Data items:
>> begin
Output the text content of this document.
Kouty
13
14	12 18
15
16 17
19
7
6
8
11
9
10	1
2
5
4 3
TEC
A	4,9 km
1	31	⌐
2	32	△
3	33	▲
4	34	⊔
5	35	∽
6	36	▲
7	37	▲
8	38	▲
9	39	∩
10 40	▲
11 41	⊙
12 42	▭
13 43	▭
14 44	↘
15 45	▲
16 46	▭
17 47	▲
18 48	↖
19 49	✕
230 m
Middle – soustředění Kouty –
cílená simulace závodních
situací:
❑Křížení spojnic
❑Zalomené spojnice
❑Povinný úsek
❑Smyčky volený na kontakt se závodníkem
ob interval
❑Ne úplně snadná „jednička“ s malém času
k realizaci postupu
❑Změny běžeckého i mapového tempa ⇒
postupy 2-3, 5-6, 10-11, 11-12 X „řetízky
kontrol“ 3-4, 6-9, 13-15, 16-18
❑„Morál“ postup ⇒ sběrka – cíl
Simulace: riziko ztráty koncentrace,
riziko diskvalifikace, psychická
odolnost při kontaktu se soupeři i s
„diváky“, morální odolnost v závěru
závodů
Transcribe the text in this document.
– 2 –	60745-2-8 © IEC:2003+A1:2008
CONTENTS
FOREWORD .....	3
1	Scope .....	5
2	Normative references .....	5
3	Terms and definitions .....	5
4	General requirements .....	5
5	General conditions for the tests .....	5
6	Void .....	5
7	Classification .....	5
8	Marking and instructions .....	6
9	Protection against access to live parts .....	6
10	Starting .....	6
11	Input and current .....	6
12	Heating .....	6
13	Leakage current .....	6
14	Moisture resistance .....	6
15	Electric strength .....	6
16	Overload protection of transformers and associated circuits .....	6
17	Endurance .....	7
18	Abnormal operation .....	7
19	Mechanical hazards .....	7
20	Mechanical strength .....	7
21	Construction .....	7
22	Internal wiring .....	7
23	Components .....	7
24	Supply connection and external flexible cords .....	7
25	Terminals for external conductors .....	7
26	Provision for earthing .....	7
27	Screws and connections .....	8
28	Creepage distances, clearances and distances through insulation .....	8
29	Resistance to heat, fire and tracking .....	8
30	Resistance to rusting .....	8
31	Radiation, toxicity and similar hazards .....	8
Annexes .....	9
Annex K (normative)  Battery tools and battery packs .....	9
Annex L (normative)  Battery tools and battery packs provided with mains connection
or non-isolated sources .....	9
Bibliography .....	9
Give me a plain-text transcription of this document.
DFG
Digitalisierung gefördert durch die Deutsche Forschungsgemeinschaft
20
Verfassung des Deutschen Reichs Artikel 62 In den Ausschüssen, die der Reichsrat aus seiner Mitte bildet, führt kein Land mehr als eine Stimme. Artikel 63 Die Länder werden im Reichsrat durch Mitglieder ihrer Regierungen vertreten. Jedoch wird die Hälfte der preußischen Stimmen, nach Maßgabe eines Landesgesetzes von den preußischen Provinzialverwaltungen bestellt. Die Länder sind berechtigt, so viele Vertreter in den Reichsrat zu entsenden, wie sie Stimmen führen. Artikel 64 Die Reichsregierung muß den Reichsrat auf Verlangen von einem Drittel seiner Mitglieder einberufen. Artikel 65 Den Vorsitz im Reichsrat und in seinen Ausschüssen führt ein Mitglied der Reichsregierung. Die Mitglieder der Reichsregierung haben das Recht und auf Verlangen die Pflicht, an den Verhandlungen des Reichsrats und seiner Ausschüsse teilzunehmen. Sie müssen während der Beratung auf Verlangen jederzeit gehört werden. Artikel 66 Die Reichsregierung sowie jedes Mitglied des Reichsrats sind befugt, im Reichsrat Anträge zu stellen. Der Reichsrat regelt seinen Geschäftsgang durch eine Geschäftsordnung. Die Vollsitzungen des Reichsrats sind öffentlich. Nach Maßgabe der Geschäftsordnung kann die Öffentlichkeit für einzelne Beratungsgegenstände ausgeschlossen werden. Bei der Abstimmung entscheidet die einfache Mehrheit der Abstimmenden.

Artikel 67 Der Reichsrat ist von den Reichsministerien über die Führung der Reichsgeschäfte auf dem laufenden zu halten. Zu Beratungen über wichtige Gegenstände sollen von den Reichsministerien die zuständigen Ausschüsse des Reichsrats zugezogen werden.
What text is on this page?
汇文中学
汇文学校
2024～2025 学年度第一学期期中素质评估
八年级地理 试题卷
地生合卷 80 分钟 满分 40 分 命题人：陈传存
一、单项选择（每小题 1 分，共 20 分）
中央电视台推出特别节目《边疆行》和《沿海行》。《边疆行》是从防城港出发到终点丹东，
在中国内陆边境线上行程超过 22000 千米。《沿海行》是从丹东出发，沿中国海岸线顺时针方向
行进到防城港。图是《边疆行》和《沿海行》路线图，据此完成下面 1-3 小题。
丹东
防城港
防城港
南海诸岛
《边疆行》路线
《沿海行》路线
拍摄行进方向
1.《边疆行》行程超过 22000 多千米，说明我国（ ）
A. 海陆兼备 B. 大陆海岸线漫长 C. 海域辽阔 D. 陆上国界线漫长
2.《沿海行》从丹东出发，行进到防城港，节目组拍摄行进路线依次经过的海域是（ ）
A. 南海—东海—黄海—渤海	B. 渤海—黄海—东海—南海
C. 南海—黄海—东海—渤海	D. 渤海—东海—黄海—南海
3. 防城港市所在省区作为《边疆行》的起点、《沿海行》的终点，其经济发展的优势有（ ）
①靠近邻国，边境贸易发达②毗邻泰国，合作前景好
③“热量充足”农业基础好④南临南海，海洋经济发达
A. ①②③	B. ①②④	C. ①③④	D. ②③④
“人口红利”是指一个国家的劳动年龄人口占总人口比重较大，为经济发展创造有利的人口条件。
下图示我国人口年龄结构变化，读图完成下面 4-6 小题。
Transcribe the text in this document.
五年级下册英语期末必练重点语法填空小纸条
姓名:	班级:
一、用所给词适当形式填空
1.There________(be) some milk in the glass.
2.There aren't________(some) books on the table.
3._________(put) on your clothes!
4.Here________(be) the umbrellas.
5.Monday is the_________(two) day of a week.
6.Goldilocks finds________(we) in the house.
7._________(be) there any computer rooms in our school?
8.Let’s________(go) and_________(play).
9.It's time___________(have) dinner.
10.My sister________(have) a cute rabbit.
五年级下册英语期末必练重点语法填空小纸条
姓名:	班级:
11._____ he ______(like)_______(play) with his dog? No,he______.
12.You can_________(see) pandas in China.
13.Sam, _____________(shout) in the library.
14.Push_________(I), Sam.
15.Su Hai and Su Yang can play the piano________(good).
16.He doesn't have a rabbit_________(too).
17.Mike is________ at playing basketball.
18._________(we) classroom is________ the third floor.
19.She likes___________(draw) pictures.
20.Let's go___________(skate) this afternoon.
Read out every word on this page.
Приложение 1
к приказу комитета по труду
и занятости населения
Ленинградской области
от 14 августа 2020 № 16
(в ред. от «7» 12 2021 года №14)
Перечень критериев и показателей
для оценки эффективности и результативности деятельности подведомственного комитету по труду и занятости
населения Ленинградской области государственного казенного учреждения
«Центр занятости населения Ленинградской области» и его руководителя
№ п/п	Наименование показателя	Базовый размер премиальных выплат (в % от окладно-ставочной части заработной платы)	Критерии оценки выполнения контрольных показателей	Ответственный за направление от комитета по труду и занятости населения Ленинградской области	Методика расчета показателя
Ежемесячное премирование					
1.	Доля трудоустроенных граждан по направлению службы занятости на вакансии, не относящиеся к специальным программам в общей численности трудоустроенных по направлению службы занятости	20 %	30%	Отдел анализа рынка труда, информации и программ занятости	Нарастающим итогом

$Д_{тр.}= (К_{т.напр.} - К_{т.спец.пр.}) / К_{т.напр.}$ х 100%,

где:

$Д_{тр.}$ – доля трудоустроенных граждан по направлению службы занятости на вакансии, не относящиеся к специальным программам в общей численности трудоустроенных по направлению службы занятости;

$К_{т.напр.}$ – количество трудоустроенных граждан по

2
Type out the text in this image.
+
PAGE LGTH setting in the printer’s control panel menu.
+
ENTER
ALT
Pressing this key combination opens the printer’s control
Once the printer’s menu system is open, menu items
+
>> end
* **Exercise requirements**
Copy every line of the records above that holds the word "durch".

* **Complete response**
Digitalisierung gefördert durch die Deutsche Forschungsgemeinschaft
Verfassung des Deutschen Reichs Artikel 62 In den Ausschüssen, die der Reichsrat aus seiner Mitte bildet, führt kein Land mehr als eine Stimme. Artikel 63 Die Länder werden im Reichsrat durch Mitglieder ihrer Regierungen vertreten. Jedoch wird die Hälfte der preußischen Stimmen, nach Maßgabe eines Landesgesetzes von den preußischen Provinzialverwaltungen bestellt. Die Länder sind berechtigt, so viele Vertreter in den Reichsrat zu entsenden, wie sie Stimmen führen. Artikel 64 Die Reichsregierung muß den Reichsrat auf Verlangen von einem Drittel seiner Mitglieder einberufen. Artikel 65 Den Vorsitz im Reichsrat und in seinen Ausschüssen führt ein Mitglied der Reichsregierung. Die Mitglieder der Reichsregierung haben das Recht und auf Verlangen die Pflicht, an den Verhandlungen des Reichsrats und seiner Ausschüsse teilzunehmen. Sie müssen während der Beratung auf Verlangen jederzeit gehört werden. Artikel 66 Die Reichsregierung sowie jedes Mitglied des Reichsrats sind befugt, im Reichsrat Anträge zu stellen. Der Reichsrat regelt seinen Geschäftsgang durch eine Geschäftsordnung. Die Vollsitzungen des Reichsrats sind öffentlich. Nach Maßgabe der Geschäftsordnung kann die Öffentlichkeit für einzelne Beratungsgegenstände ausgeschlossen werden. Bei der Abstimmung entscheidet die einfache Mehrheit der Abstimmenden.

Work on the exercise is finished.